_What is being asked_
Return the listing word for word, as given.
◇ ◇ ◇ ◇
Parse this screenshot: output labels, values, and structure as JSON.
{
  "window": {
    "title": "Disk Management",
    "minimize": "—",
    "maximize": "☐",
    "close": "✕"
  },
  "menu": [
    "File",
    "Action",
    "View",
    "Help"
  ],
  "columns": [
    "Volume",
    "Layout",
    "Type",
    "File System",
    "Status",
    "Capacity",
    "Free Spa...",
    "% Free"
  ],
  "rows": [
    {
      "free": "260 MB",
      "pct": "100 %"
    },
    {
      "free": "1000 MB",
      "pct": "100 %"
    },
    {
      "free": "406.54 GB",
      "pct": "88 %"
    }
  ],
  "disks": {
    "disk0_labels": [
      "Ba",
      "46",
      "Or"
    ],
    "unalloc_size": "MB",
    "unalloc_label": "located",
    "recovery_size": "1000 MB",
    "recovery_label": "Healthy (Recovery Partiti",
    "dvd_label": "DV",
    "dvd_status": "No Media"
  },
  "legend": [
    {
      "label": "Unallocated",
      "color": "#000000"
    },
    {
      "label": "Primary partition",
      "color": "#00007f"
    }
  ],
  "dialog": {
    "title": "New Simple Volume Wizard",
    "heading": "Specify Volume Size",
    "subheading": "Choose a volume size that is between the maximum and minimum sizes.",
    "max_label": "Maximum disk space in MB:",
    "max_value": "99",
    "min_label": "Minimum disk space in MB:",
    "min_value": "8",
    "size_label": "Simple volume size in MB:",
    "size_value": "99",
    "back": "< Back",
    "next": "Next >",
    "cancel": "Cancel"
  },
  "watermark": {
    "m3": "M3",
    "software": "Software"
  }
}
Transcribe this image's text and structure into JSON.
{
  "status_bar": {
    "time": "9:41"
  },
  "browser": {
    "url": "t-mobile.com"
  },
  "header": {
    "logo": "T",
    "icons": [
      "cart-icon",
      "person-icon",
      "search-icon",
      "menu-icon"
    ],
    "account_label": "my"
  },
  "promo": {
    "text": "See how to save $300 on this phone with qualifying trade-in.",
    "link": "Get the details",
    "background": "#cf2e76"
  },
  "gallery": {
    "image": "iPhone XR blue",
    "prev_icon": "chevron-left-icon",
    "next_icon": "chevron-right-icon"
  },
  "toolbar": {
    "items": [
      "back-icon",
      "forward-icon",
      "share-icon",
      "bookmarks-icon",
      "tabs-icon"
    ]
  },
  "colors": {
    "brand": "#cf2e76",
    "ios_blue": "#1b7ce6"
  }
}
◇ ◇ ◇ ◇
_Solution for this task_
Parse this screenshot: output labels, values, and structure as JSON.
{
  "window": {
    "title": "Disk Management",
    "minimize": "—",
    "maximize": "☐",
    "close": "✕"
  },
  "menu": [
    "File",
    "Action",
    "View",
    "Help"
  ],
  "columns": [
    "Volume",
    "Layout",
    "Type",
    "File System",
    "Status",
    "Capacity",
    "Free Spa...",
    "% Free"
  ],
  "rows": [
    {
      "free": "260 MB",
      "pct": "100 %"
    },
    {
      "free": "1000 MB",
      "pct": "100 %"
    },
    {
      "free": "406.54 GB",
      "pct": "88 %"
    }
  ],
  "disks": {
    "disk0_labels": [
      "Ba",
      "46",
      "Or"
    ],
    "unalloc_size": "MB",
    "unalloc_label": "located",
    "recovery_size": "1000 MB",
    "recovery_label": "Healthy (Recovery Partiti",
    "dvd_label": "DV",
    "dvd_status": "No Media"
  },
  "legend": [
    {
      "label": "Unallocated",
      "color": "#000000"
    },
    {
      "label": "Primary partition",
      "color": "#00007f"
    }
  ],
  "dialog": {
    "title": "New Simple Volume Wizard",
    "heading": "Specify Volume Size",
    "subheading": "Choose a volume size that is between the maximum and minimum sizes.",
    "max_label": "Maximum disk space in MB:",
    "max_value": "99",
    "min_label": "Minimum disk space in MB:",
    "min_value": "8",
    "size_label": "Simple volume size in MB:",
    "size_value": "99",
    "back": "< Back",
    "next": "Next >",
    "cancel": "Cancel"
  },
  "watermark": {
    "m3": "M3",
    "software": "Software"
  }
}
Transcribe this image's text and structure into JSON.
{
  "status_bar": {
    "time": "9:41"
  },
  "browser": {
    "url": "t-mobile.com"
  },
  "header": {
    "logo": "T",
    "icons": [
      "cart-icon",
      "person-icon",
      "search-icon",
      "menu-icon"
    ],
    "account_label": "my"
  },
  "promo": {
    "text": "See how to save $300 on this phone with qualifying trade-in.",
    "link": "Get the details",
    "background": "#cf2e76"
  },
  "gallery": {
    "image": "iPhone XR blue",
    "prev_icon": "chevron-left-icon",
    "next_icon": "chevron-right-icon"
  },
  "toolbar": {
    "items": [
      "back-icon",
      "forward-icon",
      "share-icon",
      "bookmarks-icon",
      "tabs-icon"
    ]
  },
  "colors": {
    "brand": "#cf2e76",
    "ios_blue": "#1b7ce6"
  }
}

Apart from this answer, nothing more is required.